### DOCUMENT PASSAGE

We used a home-built compact MRI system consisting of a 1.5T/280mm horizontal bore superconducting magnet (JMBT-1.5/280/SS, JASTEC, Kobe, Japan), second-order shim coils (diameter = 250 mm), unshielded gradient coils designed with the target field method [3] (diameter = 160 mm, efficiencies: 1.97, 1.92, 2.52 mT/m/A for Gx, Gy, and Gz), the birdcage coil, and a fully-digital MRI console (DTRX6, MRTechnology, Tsukuba, Japan) [4]. A cylindrical water phantom was measured in the z-x plane with a spiral scan sequence (32 interleaves and acquisition time per interleaf = 12 ms) as shown in Fig.2(a).
The first correction method was to monitor the k-space trajectory of the spiral scan. The FID signals of the four probes were used to analyze the trajectory and field drift using a first-order spherical-harmonic model with four basis functions [1]. The second correction method was to predict the trajectory considering the hardware imperfections by using the gradient impulse response function (GIRF) [5]. The output o(t) is described by convolution of the input to the system i(t) and the impulse response h(t). This relation can be written as O(ω) = I(ω)H(ω), where O(ω), I(ω), and H(ω) represent the Fourier transforms of i(t), o(t), and h(t), respectively. The system response to any given input can be predicted based on the GIRF H(ω). The field camera system can measure the output of the gradient o(t), which enables to calculate the GIRF. Actually, it is impossible to apply the impulse-type gradient, this measurement was performed by applying the triangle waves (gradient rise time = 100, 200, 400, 600, 800, 1000 µs, and fixed current value = 3 A, Figs. 3(a) and (b)).

######
### DATA LINES

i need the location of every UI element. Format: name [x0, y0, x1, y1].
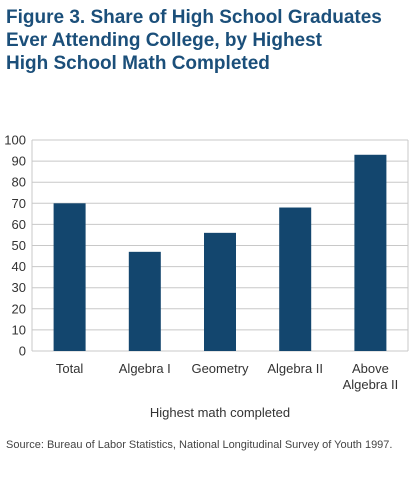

######

PROBLEMS ::
(1) In the MRI passage above, retype the section starting with "We used a home-built" and going on through "shown in Fig.2(a).".
(2) Please answer these from the MRI passage, giving each answer on its own line with its letter:
(a) How many interleaves did the spiral scan sequence use?
(b) How many basis functions did the first-order spherical-harmonic model have?
(c) What fixed current value was used with the triangle waves?
(3) For each statement, decide whether it agrees with the MRI passage. Answer yes or no, and quote the words from the passage that settle it.
(a) The gradient coils were shielded.
(b) Each interleaf of the spiral scan had an acquisition time of 12 ms.
(c) The GIRF measurement used impulse-type gradients.

COMPLETE ANSWERS ::
(1)
We used a home-built compact MRI system consisting of a 1.5T/280mm horizontal bore superconducting magnet (JMBT-1.5/280/SS, JASTEC, Kobe, Japan), second-order shim coils (diameter = 250 mm), unshielded gradient coils designed with the target field method [3] (diameter = 160 mm, efficiencies: 1.97, 1.92, 2.52 mT/m/A for Gx, Gy, and Gz), the birdcage coil, and a fully-digital MRI console (DTRX6, MRTechnology, Tsukuba, Japan) [4]. A cylindrical water phantom was measured in the z-x plane with a spiral scan sequence (32 interleaves and acquisition time per interleaf = 12 ms) as shown in Fig.2(a).

(2)
(a) 32
(b) Four
(c) 3 A

(3)
(a) No: "unshielded gradient coils designed with the target field method"
(b) Yes: "acquisition time per interleaf = 12 ms"
(c) No: "it is impossible to apply the impulse-type gradient, this measurement was performed by applying the triangle waves"